Directions for this task – Could you extract every entry below and reproduce it exactly?

Data for processing –
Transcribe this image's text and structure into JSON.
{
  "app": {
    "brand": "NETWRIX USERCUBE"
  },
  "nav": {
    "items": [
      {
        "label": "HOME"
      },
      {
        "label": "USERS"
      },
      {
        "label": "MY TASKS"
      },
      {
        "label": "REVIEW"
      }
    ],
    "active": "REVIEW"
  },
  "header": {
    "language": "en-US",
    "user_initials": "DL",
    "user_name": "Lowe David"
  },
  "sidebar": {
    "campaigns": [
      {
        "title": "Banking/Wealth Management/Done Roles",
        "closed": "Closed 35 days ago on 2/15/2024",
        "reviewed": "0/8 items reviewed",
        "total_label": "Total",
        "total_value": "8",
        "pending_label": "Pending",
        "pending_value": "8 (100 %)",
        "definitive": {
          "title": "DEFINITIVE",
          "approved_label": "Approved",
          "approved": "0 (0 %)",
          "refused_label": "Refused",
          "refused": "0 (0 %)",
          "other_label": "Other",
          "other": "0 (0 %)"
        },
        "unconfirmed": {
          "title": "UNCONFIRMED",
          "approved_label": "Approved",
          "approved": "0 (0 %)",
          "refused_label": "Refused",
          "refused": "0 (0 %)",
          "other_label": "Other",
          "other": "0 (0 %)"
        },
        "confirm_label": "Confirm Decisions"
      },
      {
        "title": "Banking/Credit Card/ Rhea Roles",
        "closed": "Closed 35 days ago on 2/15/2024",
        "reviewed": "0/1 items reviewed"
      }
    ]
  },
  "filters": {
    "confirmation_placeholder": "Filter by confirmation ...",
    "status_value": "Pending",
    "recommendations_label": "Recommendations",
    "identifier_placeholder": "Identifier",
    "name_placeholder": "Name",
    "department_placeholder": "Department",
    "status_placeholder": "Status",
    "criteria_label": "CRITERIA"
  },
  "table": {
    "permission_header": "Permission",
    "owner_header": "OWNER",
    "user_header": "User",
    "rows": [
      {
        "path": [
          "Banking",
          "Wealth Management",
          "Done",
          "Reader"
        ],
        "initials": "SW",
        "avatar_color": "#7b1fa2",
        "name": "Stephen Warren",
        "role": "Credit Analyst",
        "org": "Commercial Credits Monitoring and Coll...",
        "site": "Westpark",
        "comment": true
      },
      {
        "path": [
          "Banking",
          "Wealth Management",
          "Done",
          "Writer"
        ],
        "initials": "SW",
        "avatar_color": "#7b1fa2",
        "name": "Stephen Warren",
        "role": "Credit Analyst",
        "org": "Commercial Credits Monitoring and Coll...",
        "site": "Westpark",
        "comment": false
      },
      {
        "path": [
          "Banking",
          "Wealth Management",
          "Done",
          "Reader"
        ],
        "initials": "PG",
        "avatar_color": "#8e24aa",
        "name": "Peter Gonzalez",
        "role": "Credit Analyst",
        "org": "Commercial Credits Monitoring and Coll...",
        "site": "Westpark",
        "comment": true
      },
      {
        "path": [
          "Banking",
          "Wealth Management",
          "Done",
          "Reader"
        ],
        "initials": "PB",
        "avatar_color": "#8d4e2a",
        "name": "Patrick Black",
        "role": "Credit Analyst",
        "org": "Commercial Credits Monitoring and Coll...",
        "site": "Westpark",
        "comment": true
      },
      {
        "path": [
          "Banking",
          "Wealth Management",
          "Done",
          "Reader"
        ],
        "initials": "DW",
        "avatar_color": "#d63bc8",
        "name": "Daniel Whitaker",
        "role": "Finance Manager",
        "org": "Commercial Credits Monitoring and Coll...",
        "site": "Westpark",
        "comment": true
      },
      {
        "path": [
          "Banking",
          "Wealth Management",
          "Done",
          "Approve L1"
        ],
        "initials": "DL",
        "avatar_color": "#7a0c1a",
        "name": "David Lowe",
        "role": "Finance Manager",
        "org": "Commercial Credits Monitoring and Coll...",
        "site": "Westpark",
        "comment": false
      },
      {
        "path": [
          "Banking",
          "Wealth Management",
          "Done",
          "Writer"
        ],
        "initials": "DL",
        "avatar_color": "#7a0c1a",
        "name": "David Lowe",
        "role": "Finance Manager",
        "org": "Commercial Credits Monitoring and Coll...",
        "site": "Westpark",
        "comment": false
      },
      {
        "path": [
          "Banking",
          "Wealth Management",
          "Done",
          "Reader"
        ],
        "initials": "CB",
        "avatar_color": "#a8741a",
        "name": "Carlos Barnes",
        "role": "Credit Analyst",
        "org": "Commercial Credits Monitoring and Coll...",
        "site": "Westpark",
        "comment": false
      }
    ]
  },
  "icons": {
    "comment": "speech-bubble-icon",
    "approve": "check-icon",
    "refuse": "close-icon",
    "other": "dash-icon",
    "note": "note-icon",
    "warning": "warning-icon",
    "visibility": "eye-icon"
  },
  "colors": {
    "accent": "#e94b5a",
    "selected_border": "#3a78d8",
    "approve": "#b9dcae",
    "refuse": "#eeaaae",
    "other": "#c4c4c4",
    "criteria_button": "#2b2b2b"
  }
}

Exercise solution –
Transcribe this image's text and structure into JSON.
{
  "app": {
    "brand": "NETWRIX USERCUBE"
  },
  "nav": {
    "items": [
      {
        "label": "HOME"
      },
      {
        "label": "USERS"
      },
      {
        "label": "MY TASKS"
      },
      {
        "label": "REVIEW"
      }
    ],
    "active": "REVIEW"
  },
  "header": {
    "language": "en-US",
    "user_initials": "DL",
    "user_name": "Lowe David"
  },
  "sidebar": {
    "campaigns": [
      {
        "title": "Banking/Wealth Management/Done Roles",
        "closed": "Closed 35 days ago on 2/15/2024",
        "reviewed": "0/8 items reviewed",
        "total_label": "Total",
        "total_value": "8",
        "pending_label": "Pending",
        "pending_value": "8 (100 %)",
        "definitive": {
          "title": "DEFINITIVE",
          "approved_label": "Approved",
          "approved": "0 (0 %)",
          "refused_label": "Refused",
          "refused": "0 (0 %)",
          "other_label": "Other",
          "other": "0 (0 %)"
        },
        "unconfirmed": {
          "title": "UNCONFIRMED",
          "approved_label": "Approved",
          "approved": "0 (0 %)",
          "refused_label": "Refused",
          "refused": "0 (0 %)",
          "other_label": "Other",
          "other": "0 (0 %)"
        },
        "confirm_label": "Confirm Decisions"
      },
      {
        "title": "Banking/Credit Card/ Rhea Roles",
        "closed": "Closed 35 days ago on 2/15/2024",
        "reviewed": "0/1 items reviewed"
      }
    ]
  },
  "filters": {
    "confirmation_placeholder": "Filter by confirmation ...",
    "status_value": "Pending",
    "recommendations_label": "Recommendations",
    "identifier_placeholder": "Identifier",
    "name_placeholder": "Name",
    "department_placeholder": "Department",
    "status_placeholder": "Status",
    "criteria_label": "CRITERIA"
  },
  "table": {
    "permission_header": "Permission",
    "owner_header": "OWNER",
    "user_header": "User",
    "rows": [
      {
        "path": [
          "Banking",
          "Wealth Management",
          "Done",
          "Reader"
        ],
        "initials": "SW",
        "avatar_color": "#7b1fa2",
        "name": "Stephen Warren",
        "role": "Credit Analyst",
        "org": "Commercial Credits Monitoring and Coll...",
        "site": "Westpark",
        "comment": true
      },
      {
        "path": [
          "Banking",
          "Wealth Management",
          "Done",
          "Writer"
        ],
        "initials": "SW",
        "avatar_color": "#7b1fa2",
        "name": "Stephen Warren",
        "role": "Credit Analyst",
        "org": "Commercial Credits Monitoring and Coll...",
        "site": "Westpark",
        "comment": false
      },
      {
        "path": [
          "Banking",
          "Wealth Management",
          "Done",
          "Reader"
        ],
        "initials": "PG",
        "avatar_color": "#8e24aa",
        "name": "Peter Gonzalez",
        "role": "Credit Analyst",
        "org": "Commercial Credits Monitoring and Coll...",
        "site": "Westpark",
        "comment": true
      },
      {
        "path": [
          "Banking",
          "Wealth Management",
          "Done",
          "Reader"
        ],
        "initials": "PB",
        "avatar_color": "#8d4e2a",
        "name": "Patrick Black",
        "role": "Credit Analyst",
        "org": "Commercial Credits Monitoring and Coll...",
        "site": "Westpark",
        "comment": true
      },
      {
        "path": [
          "Banking",
          "Wealth Management",
          "Done",
          "Reader"
        ],
        "initials": "DW",
        "avatar_color": "#d63bc8",
        "name": "Daniel Whitaker",
        "role": "Finance Manager",
        "org": "Commercial Credits Monitoring and Coll...",
        "site": "Westpark",
        "comment": true
      },
      {
        "path": [
          "Banking",
          "Wealth Management",
          "Done",
          "Approve L1"
        ],
        "initials": "DL",
        "avatar_color": "#7a0c1a",
        "name": "David Lowe",
        "role": "Finance Manager",
        "org": "Commercial Credits Monitoring and Coll...",
        "site": "Westpark",
        "comment": false
      },
      {
        "path": [
          "Banking",
          "Wealth Management",
          "Done",
          "Writer"
        ],
        "initials": "DL",
        "avatar_color": "#7a0c1a",
        "name": "David Lowe",
        "role": "Finance Manager",
        "org": "Commercial Credits Monitoring and Coll...",
        "site": "Westpark",
        "comment": false
      },
      {
        "path": [
          "Banking",
          "Wealth Management",
          "Done",
          "Reader"
        ],
        "initials": "CB",
        "avatar_color": "#a8741a",
        "name": "Carlos Barnes",
        "role": "Credit Analyst",
        "org": "Commercial Credits Monitoring and Coll...",
        "site": "Westpark",
        "comment": false
      }
    ]
  },
  "icons": {
    "comment": "speech-bubble-icon",
    "approve": "check-icon",
    "refuse": "close-icon",
    "other": "dash-icon",
    "note": "note-icon",
    "warning": "warning-icon",
    "visibility": "eye-icon"
  },
  "colors": {
    "accent": "#e94b5a",
    "selected_border": "#3a78d8",
    "approve": "#b9dcae",
    "refuse": "#eeaaae",
    "other": "#c4c4c4",
    "criteria_button": "#2b2b2b"
  }
}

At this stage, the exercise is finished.